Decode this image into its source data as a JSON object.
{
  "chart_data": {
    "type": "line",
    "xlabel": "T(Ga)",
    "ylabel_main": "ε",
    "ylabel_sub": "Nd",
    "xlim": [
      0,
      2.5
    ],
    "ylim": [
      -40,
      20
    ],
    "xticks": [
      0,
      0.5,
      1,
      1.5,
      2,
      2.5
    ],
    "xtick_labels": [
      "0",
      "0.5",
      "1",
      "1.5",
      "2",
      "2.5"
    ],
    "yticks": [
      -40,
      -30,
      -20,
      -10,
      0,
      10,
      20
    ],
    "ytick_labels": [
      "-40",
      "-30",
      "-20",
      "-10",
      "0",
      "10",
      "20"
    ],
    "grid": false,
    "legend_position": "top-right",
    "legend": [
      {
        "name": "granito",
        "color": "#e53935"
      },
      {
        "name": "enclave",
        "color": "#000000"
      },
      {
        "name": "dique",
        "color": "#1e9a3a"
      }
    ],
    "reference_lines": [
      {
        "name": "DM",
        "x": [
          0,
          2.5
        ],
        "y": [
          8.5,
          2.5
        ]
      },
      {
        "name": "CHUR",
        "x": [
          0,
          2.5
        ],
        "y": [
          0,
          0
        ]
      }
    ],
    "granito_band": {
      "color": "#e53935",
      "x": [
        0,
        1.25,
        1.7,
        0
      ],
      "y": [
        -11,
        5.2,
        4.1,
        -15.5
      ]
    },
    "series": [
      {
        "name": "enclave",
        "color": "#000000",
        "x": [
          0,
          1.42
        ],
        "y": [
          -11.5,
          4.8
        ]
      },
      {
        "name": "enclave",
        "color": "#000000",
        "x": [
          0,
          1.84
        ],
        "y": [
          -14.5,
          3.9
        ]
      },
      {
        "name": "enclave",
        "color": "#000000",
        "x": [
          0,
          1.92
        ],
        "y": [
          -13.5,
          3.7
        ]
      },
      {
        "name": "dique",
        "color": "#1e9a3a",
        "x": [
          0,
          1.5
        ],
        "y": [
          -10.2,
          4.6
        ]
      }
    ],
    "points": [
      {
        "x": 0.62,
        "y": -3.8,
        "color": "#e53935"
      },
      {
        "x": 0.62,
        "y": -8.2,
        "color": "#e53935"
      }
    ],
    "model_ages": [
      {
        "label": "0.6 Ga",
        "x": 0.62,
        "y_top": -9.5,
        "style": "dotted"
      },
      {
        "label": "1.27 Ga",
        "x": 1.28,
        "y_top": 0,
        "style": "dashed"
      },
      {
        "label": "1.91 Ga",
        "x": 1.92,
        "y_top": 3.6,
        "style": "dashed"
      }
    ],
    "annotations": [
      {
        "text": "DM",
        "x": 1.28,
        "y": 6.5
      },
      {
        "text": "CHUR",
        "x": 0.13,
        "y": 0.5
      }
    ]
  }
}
☆ ☆ ☆ ☆
# Task details
Would you write down every record again, exactly?

# Output for this task
Decode this image into its source data as a JSON object.
{
  "chart_data": {
    "type": "line",
    "xlabel": "T(Ga)",
    "ylabel_main": "ε",
    "ylabel_sub": "Nd",
    "xlim": [
      0,
      2.5
    ],
    "ylim": [
      -40,
      20
    ],
    "xticks": [
      0,
      0.5,
      1,
      1.5,
      2,
      2.5
    ],
    "xtick_labels": [
      "0",
      "0.5",
      "1",
      "1.5",
      "2",
      "2.5"
    ],
    "yticks": [
      -40,
      -30,
      -20,
      -10,
      0,
      10,
      20
    ],
    "ytick_labels": [
      "-40",
      "-30",
      "-20",
      "-10",
      "0",
      "10",
      "20"
    ],
    "grid": false,
    "legend_position": "top-right",
    "legend": [
      {
        "name": "granito",
        "color": "#e53935"
      },
      {
        "name": "enclave",
        "color": "#000000"
      },
      {
        "name": "dique",
        "color": "#1e9a3a"
      }
    ],
    "reference_lines": [
      {
        "name": "DM",
        "x": [
          0,
          2.5
        ],
        "y": [
          8.5,
          2.5
        ]
      },
      {
        "name": "CHUR",
        "x": [
          0,
          2.5
        ],
        "y": [
          0,
          0
        ]
      }
    ],
    "granito_band": {
      "color": "#e53935",
      "x": [
        0,
        1.25,
        1.7,
        0
      ],
      "y": [
        -11,
        5.2,
        4.1,
        -15.5
      ]
    },
    "series": [
      {
        "name": "enclave",
        "color": "#000000",
        "x": [
          0,
          1.42
        ],
        "y": [
          -11.5,
          4.8
        ]
      },
      {
        "name": "enclave",
        "color": "#000000",
        "x": [
          0,
          1.84
        ],
        "y": [
          -14.5,
          3.9
        ]
      },
      {
        "name": "enclave",
        "color": "#000000",
        "x": [
          0,
          1.92
        ],
        "y": [
          -13.5,
          3.7
        ]
      },
      {
        "name": "dique",
        "color": "#1e9a3a",
        "x": [
          0,
          1.5
        ],
        "y": [
          -10.2,
          4.6
        ]
      }
    ],
    "points": [
      {
        "x": 0.62,
        "y": -3.8,
        "color": "#e53935"
      },
      {
        "x": 0.62,
        "y": -8.2,
        "color": "#e53935"
      }
    ],
    "model_ages": [
      {
        "label": "0.6 Ga",
        "x": 0.62,
        "y_top": -9.5,
        "style": "dotted"
      },
      {
        "label": "1.27 Ga",
        "x": 1.28,
        "y_top": 0,
        "style": "dashed"
      },
      {
        "label": "1.91 Ga",
        "x": 1.92,
        "y_top": 3.6,
        "style": "dashed"
      }
    ],
    "annotations": [
      {
        "text": "DM",
        "x": 1.28,
        "y": 6.5
      },
      {
        "text": "CHUR",
        "x": 0.13,
        "y": 0.5
      }
    ]
  }
}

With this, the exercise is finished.